Quoted passage →
▶

After the death of his first wife in 1906, he married for a second time to Countess Anna of Trauttmansdorff-Weinsberg (1873–1948), daughter of Karl Johann Nepomuk Ferdinand, Prince von und zu Trauttmansdorff-Weinsberg and his wife Josephine, Markgräfin von Pallavicini, (1849–1923) at Bischofteinitz on 30 November 1907.

By birth, Anna was member of an ancient House of Trauttmansdorff-Weinsberg, one of the most prominent Austrian princely families. The couple were distantly related, both descending from Ferdinand August, Fürst von Lobkowicz.

Together, they had one daughter:

- Josefine Maria Anna Leopoldine Amalie Klementine Ludovica Theresia Gabriela Gonzaga (Schloß Vogelsang, 20 September 1911–Stockdorf, 27 November 1997), married on 12 May 1937, as his second wife, to Richard, Freiherr von Baratta-Dragono (1901–1998), second son of Richard, Freiherr von Baratta-Dragono (1867–1946) and his wife, Countess Karoline von Haugwitz (1872–1956) with issue; divorced in 1945. The couple were distantly related: they were both descended from Rudolph von Wrbna-Freudenthal (1761–1823) and his wife, Countess Maria Theresia von Kaunitz-Rietberg-Questenberg (1763–1803).

◀

Records drawn from a data source
▶

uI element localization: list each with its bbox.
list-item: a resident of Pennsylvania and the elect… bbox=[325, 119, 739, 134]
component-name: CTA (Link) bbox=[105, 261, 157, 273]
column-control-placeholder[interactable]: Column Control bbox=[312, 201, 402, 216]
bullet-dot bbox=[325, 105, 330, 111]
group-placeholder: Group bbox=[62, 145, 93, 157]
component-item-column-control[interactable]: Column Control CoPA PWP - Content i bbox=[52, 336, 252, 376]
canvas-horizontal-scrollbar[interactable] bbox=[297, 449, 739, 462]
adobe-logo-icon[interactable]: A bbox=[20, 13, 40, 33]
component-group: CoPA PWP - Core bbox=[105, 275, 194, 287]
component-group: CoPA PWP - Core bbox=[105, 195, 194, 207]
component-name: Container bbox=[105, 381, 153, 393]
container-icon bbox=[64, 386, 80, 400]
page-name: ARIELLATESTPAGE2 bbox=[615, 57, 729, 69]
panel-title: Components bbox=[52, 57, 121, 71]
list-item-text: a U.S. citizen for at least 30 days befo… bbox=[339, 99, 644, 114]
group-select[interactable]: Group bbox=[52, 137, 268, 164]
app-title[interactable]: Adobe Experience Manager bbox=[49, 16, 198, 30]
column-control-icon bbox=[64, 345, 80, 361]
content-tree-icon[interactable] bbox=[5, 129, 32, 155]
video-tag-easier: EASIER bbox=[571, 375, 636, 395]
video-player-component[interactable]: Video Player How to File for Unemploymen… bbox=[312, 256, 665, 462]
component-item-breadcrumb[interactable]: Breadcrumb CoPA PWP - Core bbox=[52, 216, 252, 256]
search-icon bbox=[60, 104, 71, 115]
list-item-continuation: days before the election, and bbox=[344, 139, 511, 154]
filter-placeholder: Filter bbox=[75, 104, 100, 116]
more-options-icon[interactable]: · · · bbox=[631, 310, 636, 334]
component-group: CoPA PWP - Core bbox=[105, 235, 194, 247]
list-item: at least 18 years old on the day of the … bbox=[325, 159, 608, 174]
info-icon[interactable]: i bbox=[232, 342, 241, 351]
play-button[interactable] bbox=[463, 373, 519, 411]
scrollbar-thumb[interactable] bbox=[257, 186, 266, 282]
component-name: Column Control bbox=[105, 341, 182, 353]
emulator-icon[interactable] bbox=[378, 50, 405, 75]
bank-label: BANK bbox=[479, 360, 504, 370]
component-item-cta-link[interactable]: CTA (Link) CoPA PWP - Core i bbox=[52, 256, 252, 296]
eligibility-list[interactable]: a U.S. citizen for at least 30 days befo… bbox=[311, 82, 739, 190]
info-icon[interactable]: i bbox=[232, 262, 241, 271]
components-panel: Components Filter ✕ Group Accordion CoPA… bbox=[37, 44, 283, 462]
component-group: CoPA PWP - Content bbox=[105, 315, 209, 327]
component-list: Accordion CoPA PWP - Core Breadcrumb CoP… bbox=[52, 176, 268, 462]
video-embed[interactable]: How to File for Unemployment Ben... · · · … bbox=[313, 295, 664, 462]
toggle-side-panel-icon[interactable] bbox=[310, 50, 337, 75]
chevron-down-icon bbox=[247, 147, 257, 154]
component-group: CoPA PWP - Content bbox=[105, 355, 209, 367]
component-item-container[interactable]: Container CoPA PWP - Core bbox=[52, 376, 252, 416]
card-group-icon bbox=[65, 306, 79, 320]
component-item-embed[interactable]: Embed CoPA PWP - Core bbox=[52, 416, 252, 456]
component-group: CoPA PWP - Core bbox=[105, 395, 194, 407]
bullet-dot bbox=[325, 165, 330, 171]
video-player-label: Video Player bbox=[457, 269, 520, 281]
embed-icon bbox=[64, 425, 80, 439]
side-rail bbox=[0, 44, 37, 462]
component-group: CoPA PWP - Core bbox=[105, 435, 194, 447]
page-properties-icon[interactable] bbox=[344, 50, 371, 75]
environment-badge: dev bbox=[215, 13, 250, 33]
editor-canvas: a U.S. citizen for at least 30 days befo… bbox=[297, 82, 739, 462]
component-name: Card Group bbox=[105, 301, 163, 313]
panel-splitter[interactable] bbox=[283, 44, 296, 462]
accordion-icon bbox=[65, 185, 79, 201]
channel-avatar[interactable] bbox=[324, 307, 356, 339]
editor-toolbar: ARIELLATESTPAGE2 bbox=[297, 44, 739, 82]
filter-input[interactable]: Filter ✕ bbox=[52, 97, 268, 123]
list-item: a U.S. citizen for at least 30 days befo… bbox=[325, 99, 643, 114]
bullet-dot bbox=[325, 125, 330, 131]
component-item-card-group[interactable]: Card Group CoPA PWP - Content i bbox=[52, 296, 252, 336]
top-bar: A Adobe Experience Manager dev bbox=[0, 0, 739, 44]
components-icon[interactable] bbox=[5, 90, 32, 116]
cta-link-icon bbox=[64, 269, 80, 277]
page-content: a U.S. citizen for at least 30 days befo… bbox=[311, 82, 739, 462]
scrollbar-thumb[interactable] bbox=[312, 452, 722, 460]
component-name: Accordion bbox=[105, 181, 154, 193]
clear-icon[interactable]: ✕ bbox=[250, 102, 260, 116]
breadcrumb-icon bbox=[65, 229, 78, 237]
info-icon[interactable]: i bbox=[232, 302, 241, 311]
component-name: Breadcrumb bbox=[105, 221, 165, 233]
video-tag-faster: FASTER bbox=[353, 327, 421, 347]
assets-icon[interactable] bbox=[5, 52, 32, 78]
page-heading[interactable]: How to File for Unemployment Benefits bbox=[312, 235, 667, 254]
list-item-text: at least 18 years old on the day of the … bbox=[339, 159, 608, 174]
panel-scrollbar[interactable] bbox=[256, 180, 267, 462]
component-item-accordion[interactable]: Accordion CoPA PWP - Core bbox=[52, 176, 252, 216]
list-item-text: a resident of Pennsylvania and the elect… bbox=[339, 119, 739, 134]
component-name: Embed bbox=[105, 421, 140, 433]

◀

Work instructions →
• a. Condense the paragraph of the passage about the second marriage that begins "By birth, Anna was" into a shorter version that keeps its main facts.
• b. From the passage about the second marriage, write out the exact text starting at "- Josefine Maria" and ending at "von Kaunitz-Rietberg-Questenberg (1763–1803).".
None of this material is needed for the work on the passage about the second marriage.

Answers to the tasks →
• a. Anna came from the ancient House of Trauttmansdorff-Weinsberg, one of Austria's most prominent princely families. She and her husband were distantly related, as both descended from Ferdinand August, Fürst von Lobkowicz.

• b.
- Josefine Maria Anna Leopoldine Amalie Klementine Ludovica Theresia Gabriela Gonzaga (Schloß Vogelsang, 20 September 1911–Stockdorf, 27 November 1997), married on 12 May 1937, as his second wife, to Richard, Freiherr von Baratta-Dragono (1901–1998), second son of Richard, Freiherr von Baratta-Dragono (1867–1946) and his wife, Countess Karoline von Haugwitz (1872–1956) with issue; divorced in 1945. The couple were distantly related: they were both descended from Rudolph von Wrbna-Freudenthal (1761–1823) and his wife, Countess Maria Theresia von Kaunitz-Rietberg-Questenberg (1763–1803).